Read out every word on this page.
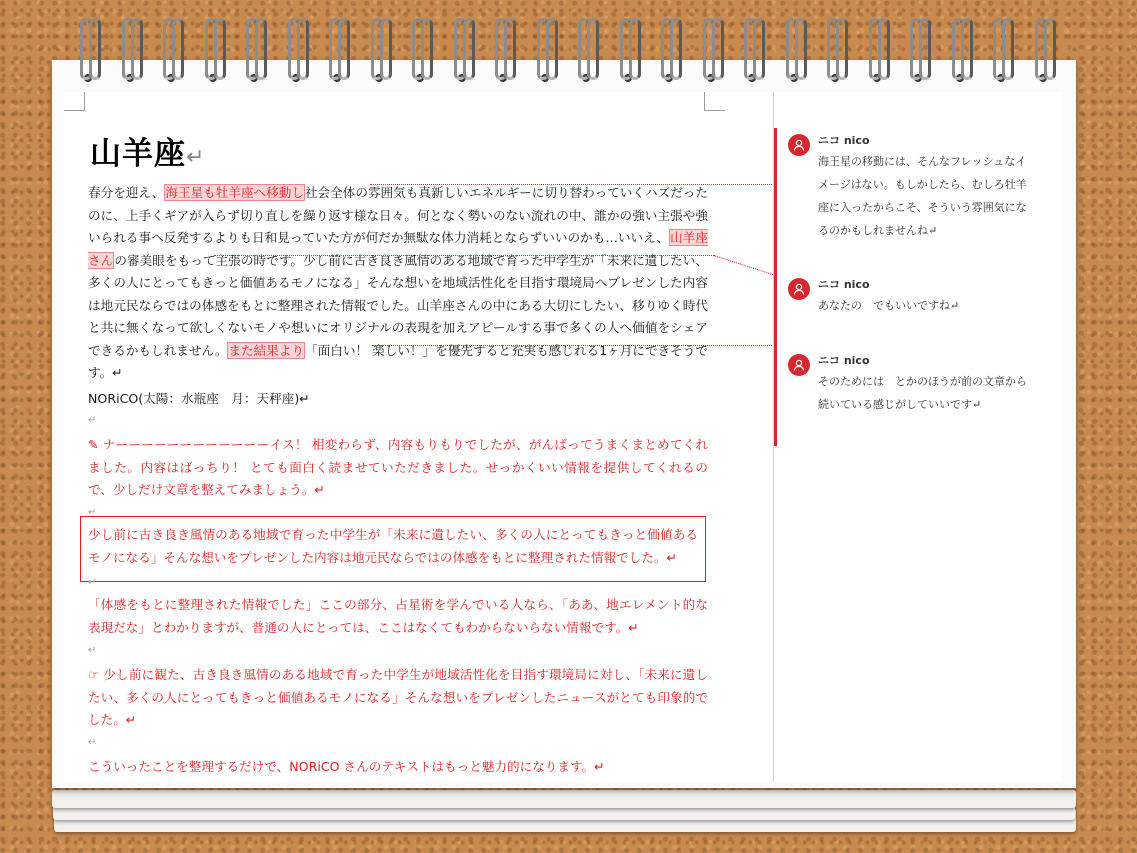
山羊座↵

春分を迎え、海王星も牡羊座へ移動し社会全体の雰囲気も真新しいエネルギーに切り替わっていくハズだったのに、上手くギアが入らず切り直しを繰り返す様な日々。何となく勢いのない流れの中、誰かの強い主張や強いられる事へ反発するよりも日和見っていた方が何だか無駄な体力消耗とならずいいのかも…いいえ、山羊座さんの審美眼をもって主張の時です。少し前に古き良き風情のある地域で育った中学生が「未来に遺したい、多くの人にとってもきっと価値あるモノになる」そんな想いを地域活性化を目指す環境局へプレゼンした内容は地元民ならではの体感をもとに整理された情報でした。山羊座さんの中にある大切にしたい、移りゆく時代と共に無くなって欲しくないモノや想いにオリジナルの表現を加えアピールする事で多くの人へ価値をシェアできるかもしれません。また結果より「面白い！ 楽しい！」を優先すると充実も感じれる1ヶ月にできそうです。↵

NORiCO(太陽：水瓶座　月：天秤座)↵

↵

✎ ナーーーーーーーーーーーーイス！ 相変わらず、内容もりもりでしたが、がんばってうまくまとめてくれました。内容はばっちり！ とても面白く読ませていただきました。せっかくいい情報を提供してくれるので、少しだけ文章を整えてみましょう。↵

↵

少し前に古き良き風情のある地域で育った中学生が「未来に遺したい、多くの人にとってもきっと価値あるモノになる」そんな想いをプレゼンした内容は地元民ならではの体感をもとに整理された情報でした。↵

↵

「体感をもとに整理された情報でした」ここの部分、占星術を学んでいる人なら、「ああ、地エレメント的な表現だな」とわかりますが、普通の人にとっては、ここはなくてもわからないらない情報です。↵

↵

☞ 少し前に観た、古き良き風情のある地域で育った中学生が地域活性化を目指す環境局に対し、「未来に遺したい、多くの人にとってもきっと価値あるモノになる」そんな想いをプレゼンしたニュースがとても印象的でした。↵

↵

こういったことを整理するだけで、NORiCO さんのテキストはもっと魅力的になります。↵

ニコ nico
海王星の移動には、そんなフレッシュなイメージはない。もしかしたら、むしろ牡羊座に入ったからこそ、そういう雰囲気になるのかもしれませんね↵
ニコ nico
あなたの　でもいいですね↵
ニコ nico
そのためには　とかのほうが前の文章から続いている感じがしていいです↵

## [Exercise description]
Repeat the material above verbatim, with no pictures in the output.

## [Full answer]
Read out every word on this page.
山羊座↵

春分を迎え、海王星も牡羊座へ移動し社会全体の雰囲気も真新しいエネルギーに切り替わっていくハズだったのに、上手くギアが入らず切り直しを繰り返す様な日々。何となく勢いのない流れの中、誰かの強い主張や強いられる事へ反発するよりも日和見っていた方が何だか無駄な体力消耗とならずいいのかも…いいえ、山羊座さんの審美眼をもって主張の時です。少し前に古き良き風情のある地域で育った中学生が「未来に遺したい、多くの人にとってもきっと価値あるモノになる」そんな想いを地域活性化を目指す環境局へプレゼンした内容は地元民ならではの体感をもとに整理された情報でした。山羊座さんの中にある大切にしたい、移りゆく時代と共に無くなって欲しくないモノや想いにオリジナルの表現を加えアピールする事で多くの人へ価値をシェアできるかもしれません。また結果より「面白い！ 楽しい！」を優先すると充実も感じれる1ヶ月にできそうです。↵

NORiCO(太陽：水瓶座　月：天秤座)↵

↵

✎ ナーーーーーーーーーーーーイス！ 相変わらず、内容もりもりでしたが、がんばってうまくまとめてくれました。内容はばっちり！ とても面白く読ませていただきました。せっかくいい情報を提供してくれるので、少しだけ文章を整えてみましょう。↵

↵

少し前に古き良き風情のある地域で育った中学生が「未来に遺したい、多くの人にとってもきっと価値あるモノになる」そんな想いをプレゼンした内容は地元民ならではの体感をもとに整理された情報でした。↵

↵

「体感をもとに整理された情報でした」ここの部分、占星術を学んでいる人なら、「ああ、地エレメント的な表現だな」とわかりますが、普通の人にとっては、ここはなくてもわからないらない情報です。↵

↵

☞ 少し前に観た、古き良き風情のある地域で育った中学生が地域活性化を目指す環境局に対し、「未来に遺したい、多くの人にとってもきっと価値あるモノになる」そんな想いをプレゼンしたニュースがとても印象的でした。↵

↵

こういったことを整理するだけで、NORiCO さんのテキストはもっと魅力的になります。↵

ニコ nico
海王星の移動には、そんなフレッシュなイメージはない。もしかしたら、むしろ牡羊座に入ったからこそ、そういう雰囲気になるのかもしれませんね↵
ニコ nico
あなたの　でもいいですね↵
ニコ nico
そのためには　とかのほうが前の文章から続いている感じがしていいです↵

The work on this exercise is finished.